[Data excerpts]
+--

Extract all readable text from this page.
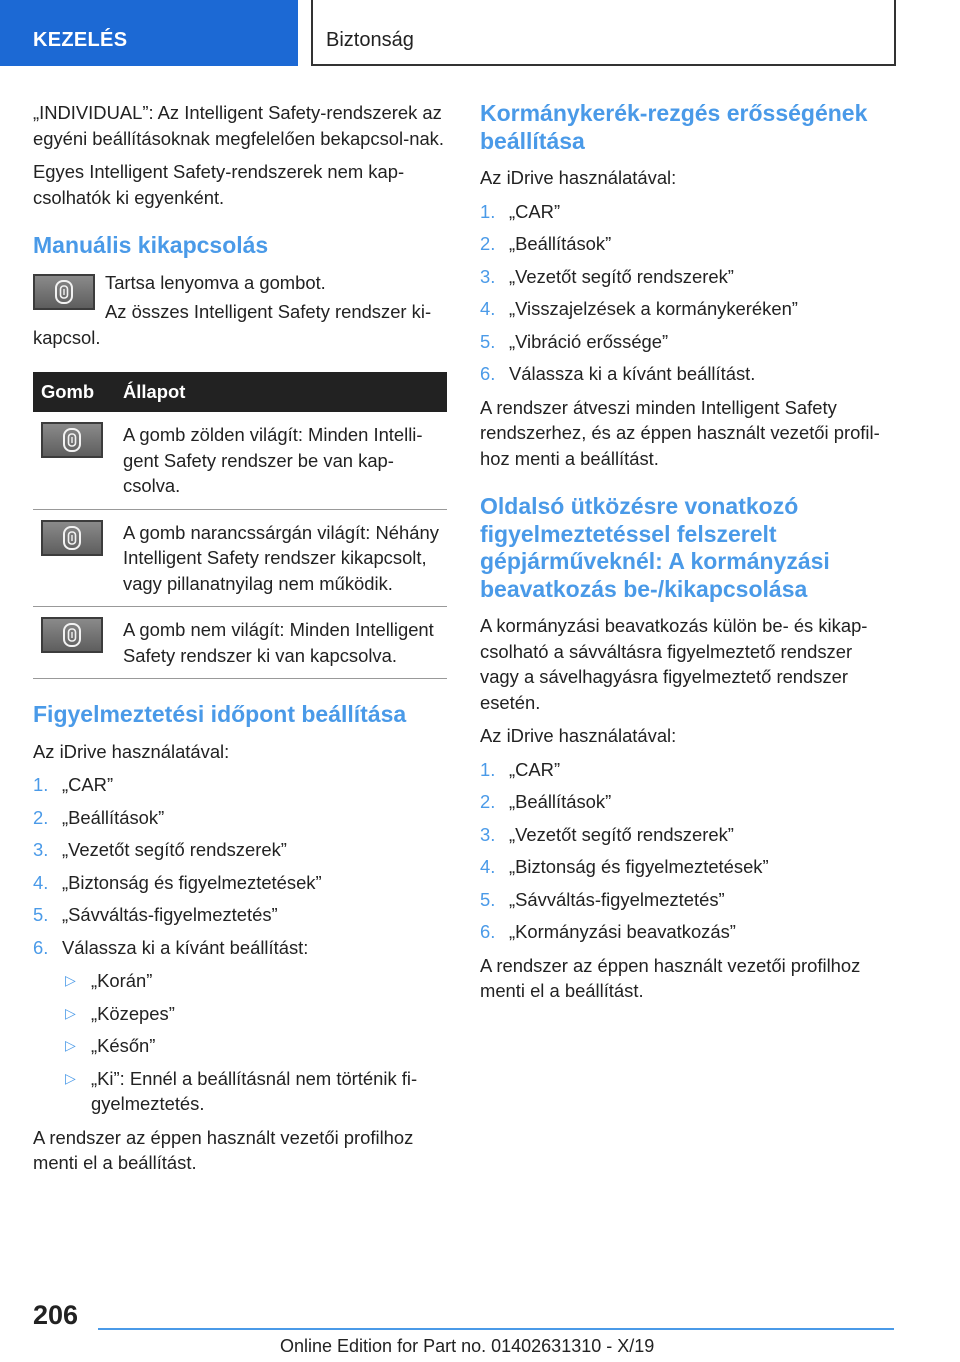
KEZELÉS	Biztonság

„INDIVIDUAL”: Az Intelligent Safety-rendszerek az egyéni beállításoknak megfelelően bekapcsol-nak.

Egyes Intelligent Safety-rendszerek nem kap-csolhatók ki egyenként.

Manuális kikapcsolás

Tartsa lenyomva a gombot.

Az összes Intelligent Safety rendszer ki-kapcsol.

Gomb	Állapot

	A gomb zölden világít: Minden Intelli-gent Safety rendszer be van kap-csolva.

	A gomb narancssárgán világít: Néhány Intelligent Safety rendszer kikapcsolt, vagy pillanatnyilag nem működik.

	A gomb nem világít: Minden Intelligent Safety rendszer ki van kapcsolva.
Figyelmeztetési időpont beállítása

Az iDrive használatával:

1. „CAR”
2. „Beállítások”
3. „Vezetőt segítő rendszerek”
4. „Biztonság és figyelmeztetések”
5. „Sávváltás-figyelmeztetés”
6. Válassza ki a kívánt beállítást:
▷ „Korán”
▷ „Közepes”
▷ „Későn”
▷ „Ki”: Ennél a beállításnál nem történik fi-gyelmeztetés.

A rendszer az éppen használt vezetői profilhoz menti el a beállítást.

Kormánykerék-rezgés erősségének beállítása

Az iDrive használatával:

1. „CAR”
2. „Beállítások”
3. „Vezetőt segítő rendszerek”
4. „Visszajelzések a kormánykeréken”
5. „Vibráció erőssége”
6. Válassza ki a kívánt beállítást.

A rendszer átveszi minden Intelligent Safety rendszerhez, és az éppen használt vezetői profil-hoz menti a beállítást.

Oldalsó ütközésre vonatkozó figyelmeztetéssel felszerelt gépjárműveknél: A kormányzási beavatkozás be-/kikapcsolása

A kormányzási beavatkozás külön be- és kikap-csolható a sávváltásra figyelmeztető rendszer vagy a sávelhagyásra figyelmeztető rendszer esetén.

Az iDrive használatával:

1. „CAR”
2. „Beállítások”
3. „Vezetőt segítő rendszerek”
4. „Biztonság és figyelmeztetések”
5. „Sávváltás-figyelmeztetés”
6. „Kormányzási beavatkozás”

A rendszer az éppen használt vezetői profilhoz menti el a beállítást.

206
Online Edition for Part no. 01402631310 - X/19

+--

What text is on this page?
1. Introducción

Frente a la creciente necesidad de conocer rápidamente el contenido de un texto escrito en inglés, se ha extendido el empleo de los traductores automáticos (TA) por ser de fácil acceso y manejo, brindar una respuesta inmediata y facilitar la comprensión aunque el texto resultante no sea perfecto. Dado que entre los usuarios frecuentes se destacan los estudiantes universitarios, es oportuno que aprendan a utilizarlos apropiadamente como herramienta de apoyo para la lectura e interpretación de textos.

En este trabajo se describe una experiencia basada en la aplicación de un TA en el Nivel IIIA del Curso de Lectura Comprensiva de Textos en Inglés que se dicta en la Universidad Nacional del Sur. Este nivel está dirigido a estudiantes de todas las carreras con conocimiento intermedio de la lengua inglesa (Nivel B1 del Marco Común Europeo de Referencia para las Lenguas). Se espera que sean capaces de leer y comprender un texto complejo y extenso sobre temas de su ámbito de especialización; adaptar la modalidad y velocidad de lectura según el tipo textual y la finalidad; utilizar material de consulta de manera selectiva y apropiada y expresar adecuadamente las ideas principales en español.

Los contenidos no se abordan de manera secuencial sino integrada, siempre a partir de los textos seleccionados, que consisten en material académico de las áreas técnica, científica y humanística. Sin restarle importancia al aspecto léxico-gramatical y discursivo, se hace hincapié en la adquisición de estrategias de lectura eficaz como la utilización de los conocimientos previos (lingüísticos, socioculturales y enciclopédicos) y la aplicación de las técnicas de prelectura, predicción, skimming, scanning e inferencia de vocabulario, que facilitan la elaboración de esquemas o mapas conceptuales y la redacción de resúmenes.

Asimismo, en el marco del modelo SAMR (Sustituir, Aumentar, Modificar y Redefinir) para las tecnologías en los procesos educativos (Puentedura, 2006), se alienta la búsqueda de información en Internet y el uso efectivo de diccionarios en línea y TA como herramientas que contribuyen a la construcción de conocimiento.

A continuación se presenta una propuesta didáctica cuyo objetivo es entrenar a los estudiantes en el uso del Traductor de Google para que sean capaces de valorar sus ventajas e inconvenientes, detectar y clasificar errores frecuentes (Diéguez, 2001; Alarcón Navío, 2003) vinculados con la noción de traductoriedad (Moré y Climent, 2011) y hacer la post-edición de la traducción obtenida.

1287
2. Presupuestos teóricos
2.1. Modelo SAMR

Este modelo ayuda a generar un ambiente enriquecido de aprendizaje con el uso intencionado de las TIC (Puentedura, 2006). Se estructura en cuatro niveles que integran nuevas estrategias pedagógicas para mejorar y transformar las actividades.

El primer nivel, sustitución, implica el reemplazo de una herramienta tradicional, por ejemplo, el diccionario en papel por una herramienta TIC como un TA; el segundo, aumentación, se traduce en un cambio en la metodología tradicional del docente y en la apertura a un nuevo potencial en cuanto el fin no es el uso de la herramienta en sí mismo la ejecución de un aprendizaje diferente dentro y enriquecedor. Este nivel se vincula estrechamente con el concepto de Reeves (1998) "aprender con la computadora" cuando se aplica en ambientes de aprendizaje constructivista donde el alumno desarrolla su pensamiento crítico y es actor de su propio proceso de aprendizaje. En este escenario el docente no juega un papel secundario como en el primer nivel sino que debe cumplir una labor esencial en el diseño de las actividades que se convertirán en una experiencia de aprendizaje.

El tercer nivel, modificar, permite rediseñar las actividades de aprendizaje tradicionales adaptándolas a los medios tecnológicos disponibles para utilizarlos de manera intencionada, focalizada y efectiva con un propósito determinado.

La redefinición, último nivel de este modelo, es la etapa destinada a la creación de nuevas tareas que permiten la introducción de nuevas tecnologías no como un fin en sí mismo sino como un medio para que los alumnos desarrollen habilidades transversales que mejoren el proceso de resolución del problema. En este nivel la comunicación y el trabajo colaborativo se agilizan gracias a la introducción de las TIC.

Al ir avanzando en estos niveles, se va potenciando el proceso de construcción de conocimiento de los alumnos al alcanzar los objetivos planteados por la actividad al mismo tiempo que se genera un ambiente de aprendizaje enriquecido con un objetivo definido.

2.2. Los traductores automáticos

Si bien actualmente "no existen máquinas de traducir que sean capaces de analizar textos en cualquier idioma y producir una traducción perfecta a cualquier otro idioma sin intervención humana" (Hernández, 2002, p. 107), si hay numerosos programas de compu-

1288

+--

PROBLEM -
Using the listing, copy every line where the word "Safety" shows up.

SOLUTION TO THIS EXERCISE -
„INDIVIDUAL”: Az Intelligent Safety-rendszerek az egyéni beállításoknak megfelelően bekapcsol-nak.
Egyes Intelligent Safety-rendszerek nem kap-csolhatók ki egyenként.
Az összes Intelligent Safety rendszer ki-kapcsol.
	A gomb zölden világít: Minden Intelli-gent Safety rendszer be van kap-csolva.
	A gomb narancssárgán világít: Néhány Intelligent Safety rendszer kikapcsolt, vagy pillanatnyilag nem működik.
	A gomb nem világít: Minden Intelligent Safety rendszer ki van kapcsolva.
A rendszer átveszi minden Intelligent Safety rendszerhez, és az éppen használt vezetői profil-hoz menti a beállítást.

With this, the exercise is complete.